## WHAT TO PRODUCE
The data below should be restated word for word, with every picture omitted.

## ENTRIES PROVIDED
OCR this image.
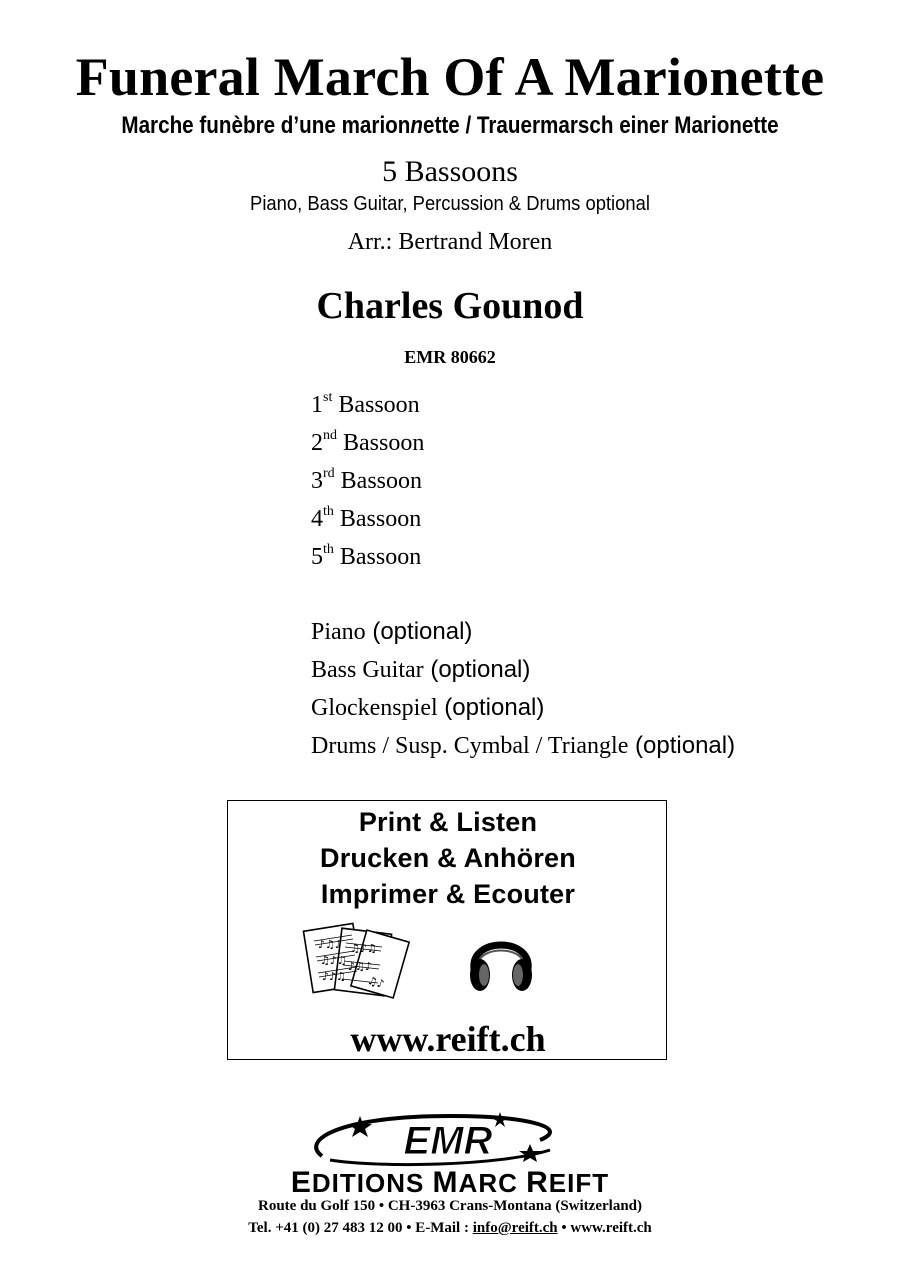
Funeral March Of A Marionette
Marche funèbre d’une marionnette / Trauermarsch einer Marionette
5 Bassoons
Piano, Bass Guitar, Percussion & Drums optional
Arr.: Bertrand Moren
Charles Gounod
EMR 80662
1st Bassoon
2nd Bassoon
3rd Bassoon
4th Bassoon
5th Bassoon
Piano (optional)
Bass Guitar (optional)
Glockenspiel (optional)
Drums / Susp. Cymbal / Triangle (optional)
Print & Listen
Drucken & Anhören
Imprimer & Ecouter
♪♫♪
♫♪♫
♪♪♫
♫♪♫
♪♫♪
♫♪
www.reift.ch
EMR
EDITIONS MARC REIFT
Route du Golf 150 • CH-3963 Crans-Montana (Switzerland)
Tel. +41 (0) 27 483 12 00 • E-Mail : info@reift.ch • www.reift.ch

## EXERCISE RESULT
OCR this image.
Funeral March Of A Marionette
Marche funèbre d’une marionnette / Trauermarsch einer Marionette
5 Bassoons
Piano, Bass Guitar, Percussion & Drums optional
Arr.: Bertrand Moren
Charles Gounod
EMR 80662
1st Bassoon
2nd Bassoon
3rd Bassoon
4th Bassoon
5th Bassoon
Piano (optional)
Bass Guitar (optional)
Glockenspiel (optional)
Drums / Susp. Cymbal / Triangle (optional)
Print & Listen
Drucken & Anhören
Imprimer & Ecouter
♪♫♪
♫♪♫
♪♪♫
♫♪♫
♪♫♪
♫♪
www.reift.ch
EMR
EDITIONS MARC REIFT
Route du Golf 150 • CH-3963 Crans-Montana (Switzerland)
Tel. +41 (0) 27 483 12 00 • E-Mail : info@reift.ch • www.reift.ch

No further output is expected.